#### WHAT IS BEING ASKED:
Check each line of the records below for the word "Output" and copy those where it appears.

#### PROVIDED RECORDS:
——
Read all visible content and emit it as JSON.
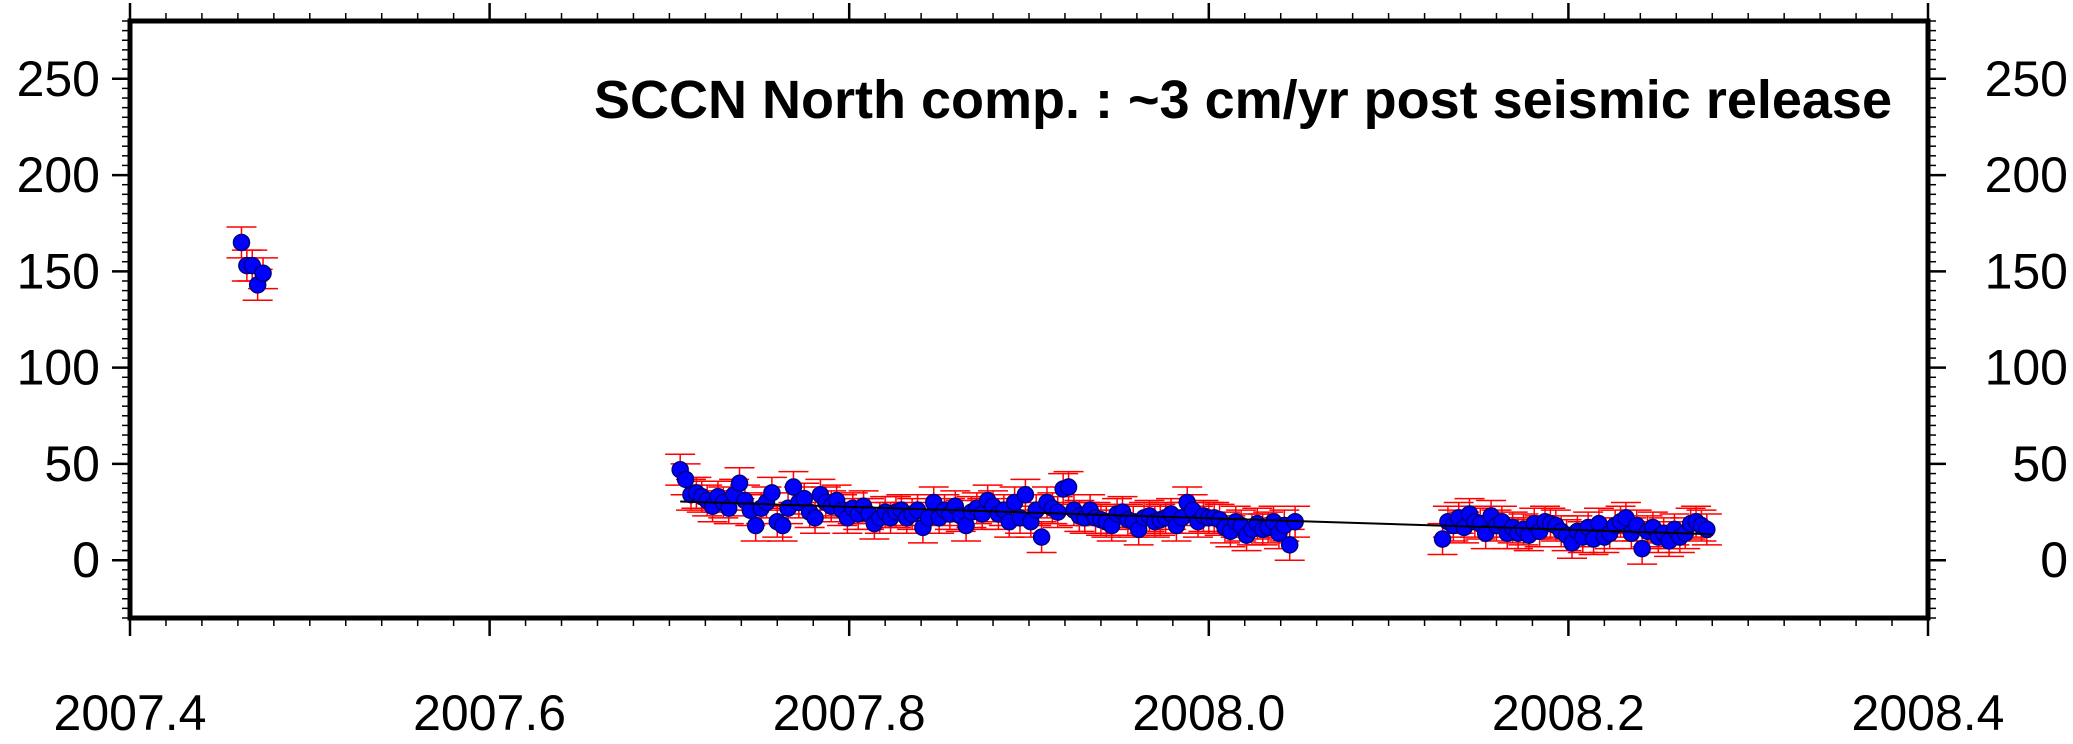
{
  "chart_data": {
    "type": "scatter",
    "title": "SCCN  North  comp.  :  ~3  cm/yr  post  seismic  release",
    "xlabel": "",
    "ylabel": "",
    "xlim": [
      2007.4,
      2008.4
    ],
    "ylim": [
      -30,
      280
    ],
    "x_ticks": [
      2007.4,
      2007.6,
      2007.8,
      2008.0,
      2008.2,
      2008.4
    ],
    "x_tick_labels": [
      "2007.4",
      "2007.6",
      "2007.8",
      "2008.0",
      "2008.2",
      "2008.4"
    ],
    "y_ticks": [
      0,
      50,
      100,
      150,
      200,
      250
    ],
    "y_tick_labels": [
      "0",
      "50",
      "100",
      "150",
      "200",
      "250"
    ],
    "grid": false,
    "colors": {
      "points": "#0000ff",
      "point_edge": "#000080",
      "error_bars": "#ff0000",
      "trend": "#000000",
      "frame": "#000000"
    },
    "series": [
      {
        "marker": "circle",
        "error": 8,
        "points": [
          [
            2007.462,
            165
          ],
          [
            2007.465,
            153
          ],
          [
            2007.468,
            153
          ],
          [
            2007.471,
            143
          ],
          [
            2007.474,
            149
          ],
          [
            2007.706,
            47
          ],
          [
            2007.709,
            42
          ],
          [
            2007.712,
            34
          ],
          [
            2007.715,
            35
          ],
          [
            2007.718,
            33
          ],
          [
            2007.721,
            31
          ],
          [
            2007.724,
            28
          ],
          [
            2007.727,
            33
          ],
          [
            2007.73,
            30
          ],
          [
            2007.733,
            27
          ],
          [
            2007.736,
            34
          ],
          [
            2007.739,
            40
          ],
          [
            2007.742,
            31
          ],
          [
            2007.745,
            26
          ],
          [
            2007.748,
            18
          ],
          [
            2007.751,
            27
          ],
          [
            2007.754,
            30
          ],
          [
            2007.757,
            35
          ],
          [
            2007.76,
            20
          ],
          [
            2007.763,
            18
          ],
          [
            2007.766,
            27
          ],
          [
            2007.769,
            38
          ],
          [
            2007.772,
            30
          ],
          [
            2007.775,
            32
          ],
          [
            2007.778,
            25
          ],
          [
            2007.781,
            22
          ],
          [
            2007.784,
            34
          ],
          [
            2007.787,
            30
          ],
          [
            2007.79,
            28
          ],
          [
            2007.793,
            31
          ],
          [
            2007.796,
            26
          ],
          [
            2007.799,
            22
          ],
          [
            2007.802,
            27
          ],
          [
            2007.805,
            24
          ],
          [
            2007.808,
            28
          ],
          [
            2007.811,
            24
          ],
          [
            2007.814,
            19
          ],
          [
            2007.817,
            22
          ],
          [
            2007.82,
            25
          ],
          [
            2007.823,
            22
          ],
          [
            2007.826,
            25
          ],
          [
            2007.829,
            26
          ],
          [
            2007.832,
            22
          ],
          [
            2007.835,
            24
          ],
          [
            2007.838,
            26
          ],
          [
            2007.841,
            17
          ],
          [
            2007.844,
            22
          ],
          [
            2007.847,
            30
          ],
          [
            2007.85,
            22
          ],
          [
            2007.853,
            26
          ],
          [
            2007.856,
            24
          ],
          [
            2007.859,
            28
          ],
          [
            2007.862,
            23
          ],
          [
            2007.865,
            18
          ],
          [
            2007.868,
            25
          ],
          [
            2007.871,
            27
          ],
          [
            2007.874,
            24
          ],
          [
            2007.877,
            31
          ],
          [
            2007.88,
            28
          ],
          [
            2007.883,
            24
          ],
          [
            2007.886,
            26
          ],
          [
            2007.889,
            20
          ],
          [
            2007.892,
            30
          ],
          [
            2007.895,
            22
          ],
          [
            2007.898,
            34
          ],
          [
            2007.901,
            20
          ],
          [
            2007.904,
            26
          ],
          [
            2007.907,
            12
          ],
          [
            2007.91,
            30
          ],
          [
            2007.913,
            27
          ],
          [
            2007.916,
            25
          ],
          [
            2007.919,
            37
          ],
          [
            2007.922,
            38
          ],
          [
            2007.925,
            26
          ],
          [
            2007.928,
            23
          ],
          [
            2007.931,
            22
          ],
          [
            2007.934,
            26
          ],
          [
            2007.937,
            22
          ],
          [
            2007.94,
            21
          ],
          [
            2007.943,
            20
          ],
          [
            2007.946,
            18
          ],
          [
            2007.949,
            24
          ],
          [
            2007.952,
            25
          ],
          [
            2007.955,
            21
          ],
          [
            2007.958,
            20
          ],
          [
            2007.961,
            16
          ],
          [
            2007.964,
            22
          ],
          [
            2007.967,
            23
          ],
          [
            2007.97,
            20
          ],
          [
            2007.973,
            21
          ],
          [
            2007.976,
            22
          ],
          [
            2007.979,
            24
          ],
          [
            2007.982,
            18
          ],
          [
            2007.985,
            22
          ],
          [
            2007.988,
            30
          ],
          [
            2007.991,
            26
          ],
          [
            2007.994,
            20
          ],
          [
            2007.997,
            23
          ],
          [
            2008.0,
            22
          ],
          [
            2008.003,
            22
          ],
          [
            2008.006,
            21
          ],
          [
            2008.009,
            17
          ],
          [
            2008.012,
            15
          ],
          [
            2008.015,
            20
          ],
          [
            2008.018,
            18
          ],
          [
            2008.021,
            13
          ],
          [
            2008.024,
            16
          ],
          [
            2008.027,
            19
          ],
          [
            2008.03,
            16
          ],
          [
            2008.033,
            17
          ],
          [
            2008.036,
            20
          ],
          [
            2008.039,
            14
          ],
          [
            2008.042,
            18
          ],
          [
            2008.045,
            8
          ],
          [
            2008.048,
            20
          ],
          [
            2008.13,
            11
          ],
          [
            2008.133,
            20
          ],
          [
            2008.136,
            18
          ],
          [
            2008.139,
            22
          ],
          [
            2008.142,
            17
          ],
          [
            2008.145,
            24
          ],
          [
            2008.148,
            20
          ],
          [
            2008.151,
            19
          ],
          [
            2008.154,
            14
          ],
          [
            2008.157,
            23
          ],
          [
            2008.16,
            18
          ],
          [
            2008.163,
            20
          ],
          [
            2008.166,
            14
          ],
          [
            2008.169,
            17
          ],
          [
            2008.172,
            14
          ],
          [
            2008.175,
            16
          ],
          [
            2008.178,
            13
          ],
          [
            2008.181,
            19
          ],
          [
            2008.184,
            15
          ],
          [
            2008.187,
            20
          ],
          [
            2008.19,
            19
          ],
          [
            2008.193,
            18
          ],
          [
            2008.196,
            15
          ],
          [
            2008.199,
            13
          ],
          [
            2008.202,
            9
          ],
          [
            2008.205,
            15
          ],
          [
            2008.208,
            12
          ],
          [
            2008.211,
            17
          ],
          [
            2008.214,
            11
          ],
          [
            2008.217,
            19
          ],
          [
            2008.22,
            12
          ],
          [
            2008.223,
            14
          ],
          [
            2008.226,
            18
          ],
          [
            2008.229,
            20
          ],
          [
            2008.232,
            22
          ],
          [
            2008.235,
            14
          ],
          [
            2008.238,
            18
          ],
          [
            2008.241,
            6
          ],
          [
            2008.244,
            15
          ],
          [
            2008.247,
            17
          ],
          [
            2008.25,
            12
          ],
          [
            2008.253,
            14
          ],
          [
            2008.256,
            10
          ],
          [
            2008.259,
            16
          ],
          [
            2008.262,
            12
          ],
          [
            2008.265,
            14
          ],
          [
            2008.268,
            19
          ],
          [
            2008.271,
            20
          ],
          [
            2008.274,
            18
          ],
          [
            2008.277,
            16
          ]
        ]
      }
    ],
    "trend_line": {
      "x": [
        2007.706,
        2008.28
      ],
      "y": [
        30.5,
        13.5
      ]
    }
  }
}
——
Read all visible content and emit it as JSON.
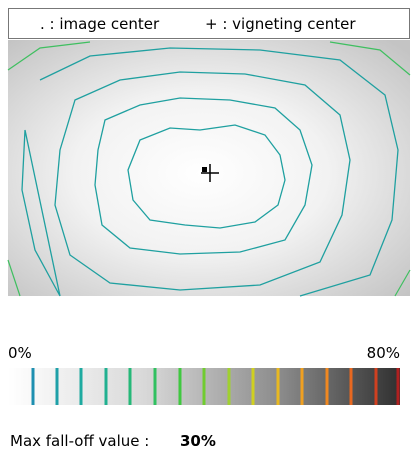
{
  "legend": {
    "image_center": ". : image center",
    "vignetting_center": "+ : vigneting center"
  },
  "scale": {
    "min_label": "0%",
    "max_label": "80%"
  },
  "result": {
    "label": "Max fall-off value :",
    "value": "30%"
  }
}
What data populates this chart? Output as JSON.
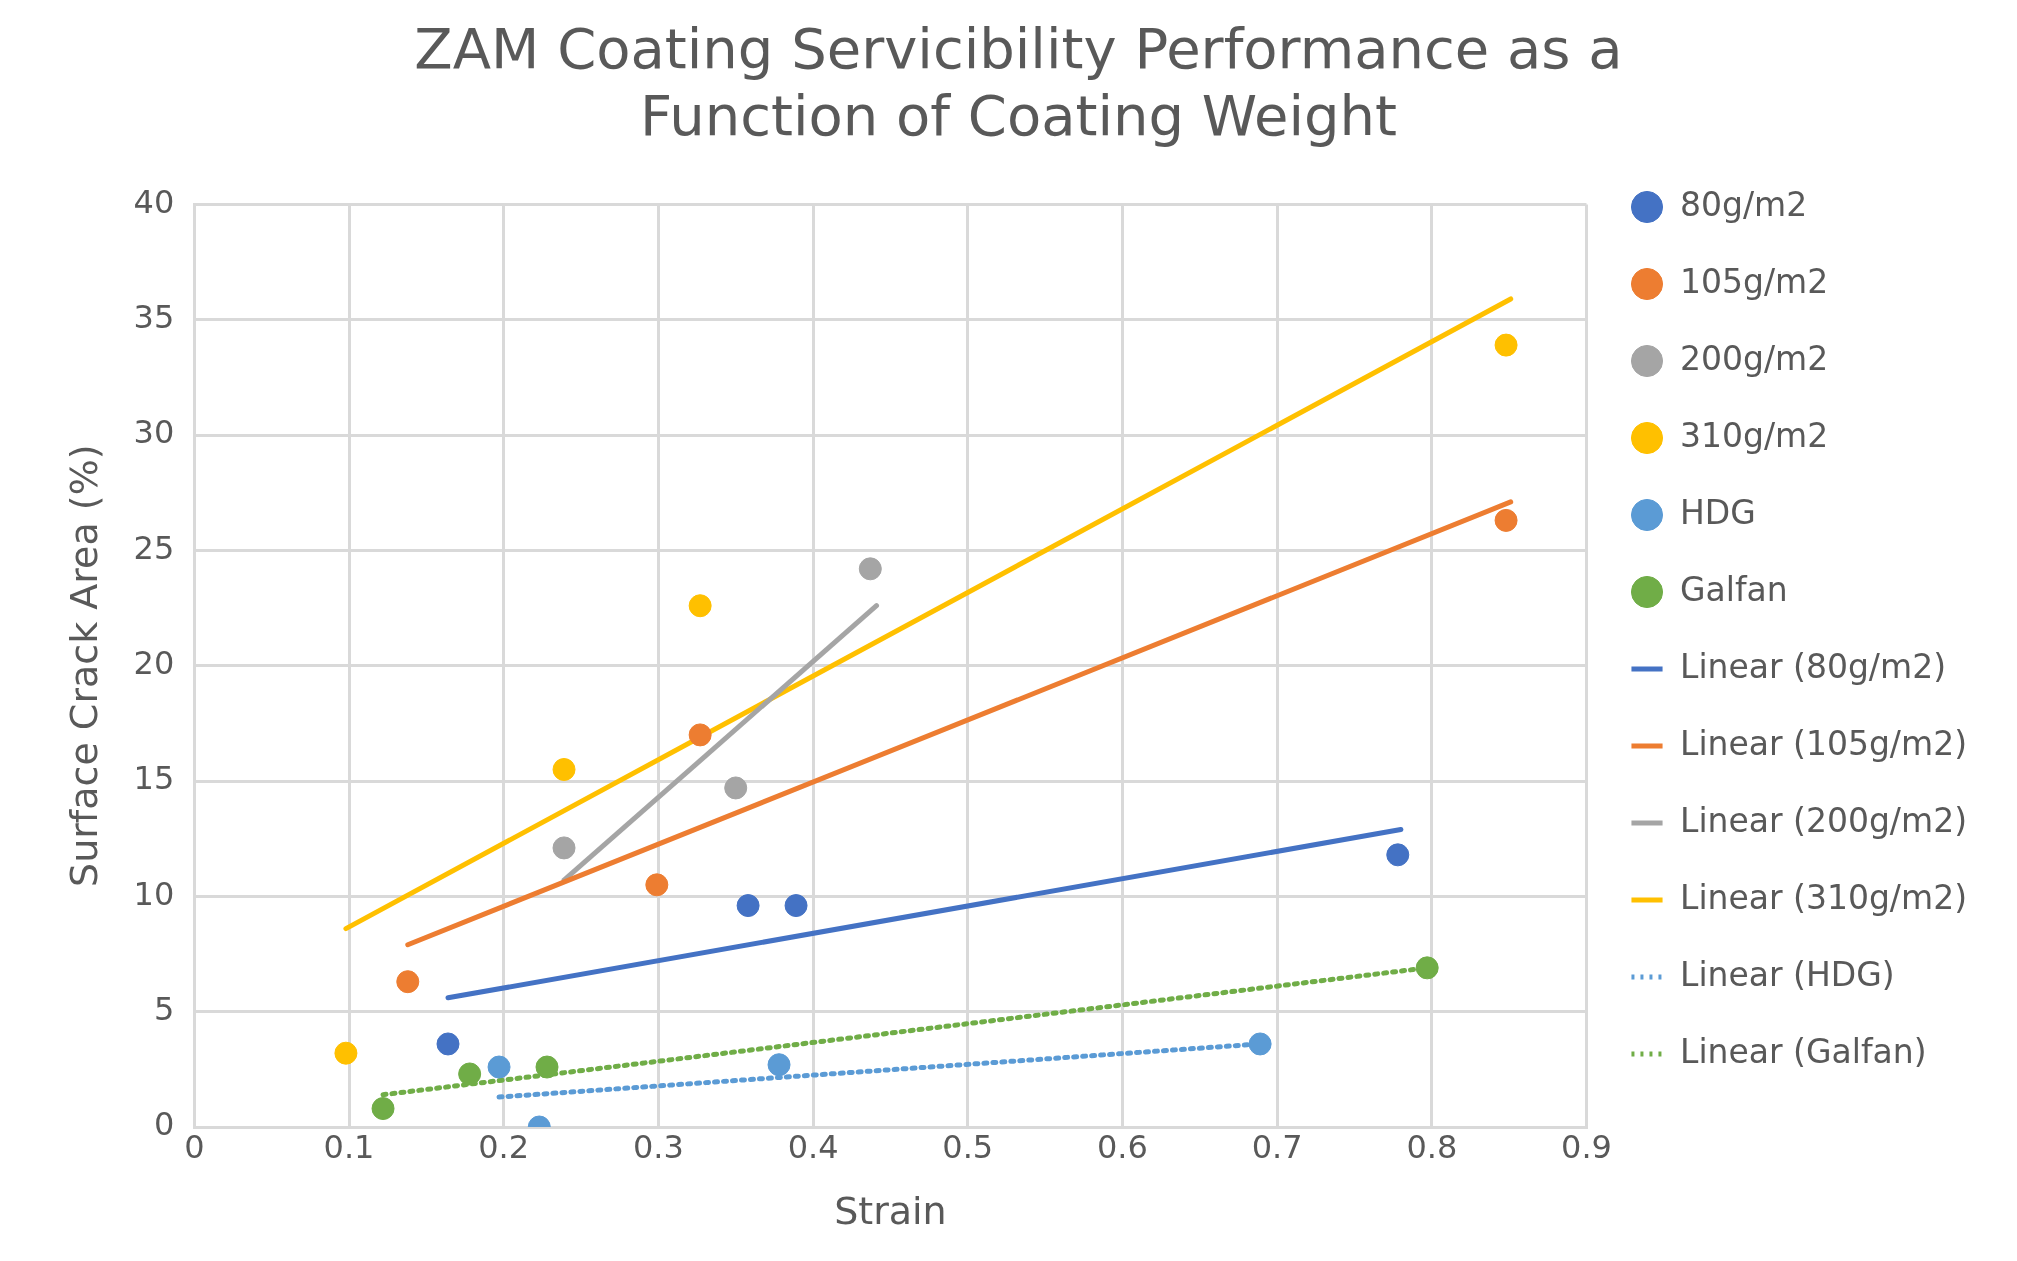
——
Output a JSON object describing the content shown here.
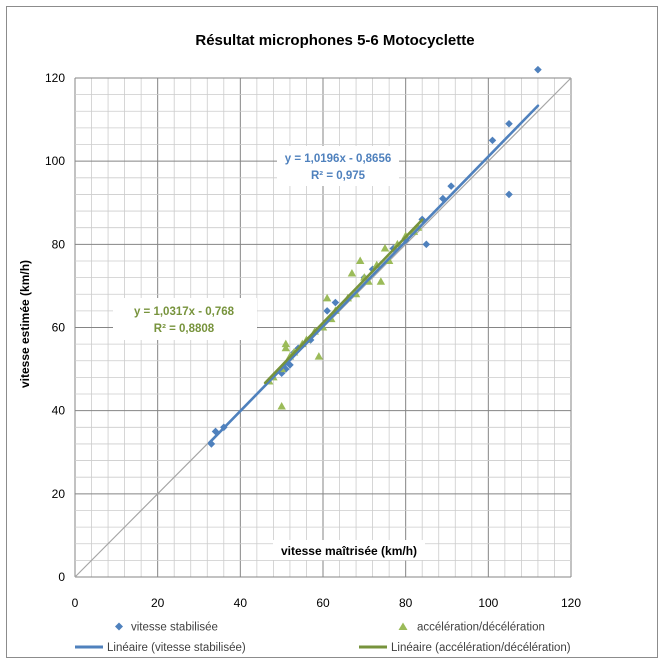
——
#### RESPONSE TO THE EXERCISE:
What data populates this chart? Output as JSON.
Output a JSON object describing the content shown here.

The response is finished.